Teks Dokumen
****************************************

PenelitianResensi

Pendidikan dan Radikalisme (3)

Advertisements

Oleh: Dr. Zaprulkhan, Dosen UIN Bangka Belitung

Dalam bagian tiga, Mun’im meneliti pengaruh media sosial terhadap kalangan pelajar yang terpapar radikalisasi. Ada dua bab yang dibahas dalam bagian tiga. Bab pertama, membincang kerentanan generasi muda terhadap radikalisasi di dunia maya. Radikalisasi merupakan fenomena kompleks yang melibatkan berbagai faktor. Eksposur daring dan luring terhadap gagasan-gagasan radikal adalah faktor-faktor penyebab yang sama pentingnya.

Salah satu temuan penting Mun’im adalah bahwa meskipun kalangan anak muda rentan terhadap radikalisasi di dunia maya, ternyata radikalisasi di dunia nyata beragam bentuknya dan jauh dari proses linear yang biasanya muncul di dunia maya. Darí 500 siswa/i SMA, 5,4% menyatakan ikut bergabung dalam jaringan kelompok radikal; hanya 1% responden yang mengaku anggota aktif. Di kalangan mahasiswa/I perguruan tinggi yang diteliti dalam studi ini, 45,8% mengatakan ikut terlibat dalam media sosial radikal. Ini temuan menarik, karena terlihat mereka lebih rentan terhadap gagasan-gagasan radikal dibanding siswa/i SMA yang lebih muda. Apa penyebab fenomena ini?

Faktor Penyebab

Pertama, kalangan nahasiswa perguruan tinggi cenderung lebih intens dan sering berselancar di dunia maya, yang terbukti dari penelitian kuantitatif Mun’im yang memperlihatkan bahwa mahasiswa/i perguruan tinggi memang lebih sering mengakses konten-konten radikal di dunia maya. Persentase mahasiswa/i perguruan tinggi yang sering mengakses konten-konten radikal sangat tinggi (39,1%), sementara hanya 8,1% siswa/i SMA yang mengaku sering atau sangat sering mengunjungi situs-situs radikal. Perbedaan mencolok ini juga bisa terletak pada jumlah yang mengaku “sangat jarang” mengunjungi situs-situs web radikal, yakni, siswa/i SMA (66%). sementara mahasiswa/i perguruan tinggi (35%).

****************************************

Baris yang Disediakan
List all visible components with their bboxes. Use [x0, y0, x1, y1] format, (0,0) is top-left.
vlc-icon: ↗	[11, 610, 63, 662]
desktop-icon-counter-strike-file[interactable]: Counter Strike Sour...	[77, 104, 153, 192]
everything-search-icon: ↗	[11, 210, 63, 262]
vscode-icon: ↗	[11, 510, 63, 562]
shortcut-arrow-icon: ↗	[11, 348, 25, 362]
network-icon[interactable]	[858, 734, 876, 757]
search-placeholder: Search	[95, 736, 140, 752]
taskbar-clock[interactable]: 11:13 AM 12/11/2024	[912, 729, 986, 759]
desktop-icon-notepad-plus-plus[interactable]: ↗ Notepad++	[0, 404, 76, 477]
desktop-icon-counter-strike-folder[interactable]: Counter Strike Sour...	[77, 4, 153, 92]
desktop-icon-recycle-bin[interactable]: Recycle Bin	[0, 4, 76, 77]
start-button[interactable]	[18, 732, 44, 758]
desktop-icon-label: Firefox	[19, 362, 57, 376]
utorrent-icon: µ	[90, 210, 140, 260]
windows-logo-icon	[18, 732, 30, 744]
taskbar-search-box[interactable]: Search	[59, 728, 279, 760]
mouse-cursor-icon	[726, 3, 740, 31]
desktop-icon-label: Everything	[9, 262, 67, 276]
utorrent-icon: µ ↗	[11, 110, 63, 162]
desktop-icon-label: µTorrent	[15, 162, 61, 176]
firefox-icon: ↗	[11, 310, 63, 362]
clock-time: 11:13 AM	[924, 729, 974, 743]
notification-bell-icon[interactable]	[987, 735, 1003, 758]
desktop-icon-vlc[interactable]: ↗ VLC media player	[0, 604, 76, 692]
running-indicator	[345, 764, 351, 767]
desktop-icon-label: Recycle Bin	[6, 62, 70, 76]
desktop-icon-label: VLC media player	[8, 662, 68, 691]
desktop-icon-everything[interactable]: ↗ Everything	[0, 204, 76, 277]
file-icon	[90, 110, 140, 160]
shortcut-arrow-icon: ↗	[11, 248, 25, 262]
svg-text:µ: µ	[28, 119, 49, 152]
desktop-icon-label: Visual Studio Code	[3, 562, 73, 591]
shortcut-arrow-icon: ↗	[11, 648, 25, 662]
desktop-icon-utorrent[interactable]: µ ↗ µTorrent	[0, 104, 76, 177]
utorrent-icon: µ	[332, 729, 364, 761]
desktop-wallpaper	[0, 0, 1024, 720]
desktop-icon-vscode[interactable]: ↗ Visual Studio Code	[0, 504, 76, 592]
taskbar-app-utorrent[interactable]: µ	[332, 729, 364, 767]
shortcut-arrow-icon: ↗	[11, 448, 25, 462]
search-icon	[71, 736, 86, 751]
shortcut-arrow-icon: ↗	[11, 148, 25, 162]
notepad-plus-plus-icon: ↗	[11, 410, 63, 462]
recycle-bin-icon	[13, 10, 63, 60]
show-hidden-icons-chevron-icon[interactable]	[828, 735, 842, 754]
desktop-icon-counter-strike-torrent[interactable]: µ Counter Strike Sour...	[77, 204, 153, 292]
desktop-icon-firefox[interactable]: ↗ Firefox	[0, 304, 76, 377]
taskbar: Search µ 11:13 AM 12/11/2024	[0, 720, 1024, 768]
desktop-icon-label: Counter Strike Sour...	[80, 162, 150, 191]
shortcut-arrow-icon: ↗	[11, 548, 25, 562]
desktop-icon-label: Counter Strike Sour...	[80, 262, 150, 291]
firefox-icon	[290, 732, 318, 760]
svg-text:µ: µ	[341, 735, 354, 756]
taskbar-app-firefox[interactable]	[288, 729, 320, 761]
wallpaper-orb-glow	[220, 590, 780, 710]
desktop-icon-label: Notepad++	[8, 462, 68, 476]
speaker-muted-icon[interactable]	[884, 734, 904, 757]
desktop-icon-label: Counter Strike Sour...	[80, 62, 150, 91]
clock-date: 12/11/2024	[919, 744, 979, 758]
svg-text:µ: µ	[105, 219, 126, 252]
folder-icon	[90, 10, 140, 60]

****************************************

Permintaan
Tolong tentukan apakah setiap pernyataan berikut sesuai dengan teks tentang pendidikan dan radikalisme. Untuk tiap nomor, jawab ya atau tidak dan sertakan kutipan persis dari teks yang menentukan jawabannya.
1. Di antara siswa/i SMA yang diteliti, hanya 1% responden mengaku sebagai anggota aktif.
2. Siswa/i SMA lebih sering mengakses konten radikal daripada mahasiswa/i perguruan tinggi.
3. Bagian tiga membahas tiga bab.

Jawaban Latihan
1. Ya: "hanya 1% responden yang mengaku anggota aktif"
2. Tidak: "Persentase mahasiswa/i perguruan tinggi yang sering mengakses konten-konten radikal sangat tinggi (39,1%), sementara hanya 8,1% siswa/i SMA yang mengaku sering atau sangat sering mengunjungi situs-situs radikal."
3. Tidak: "Ada dua bab yang dibahas dalam bagian tiga."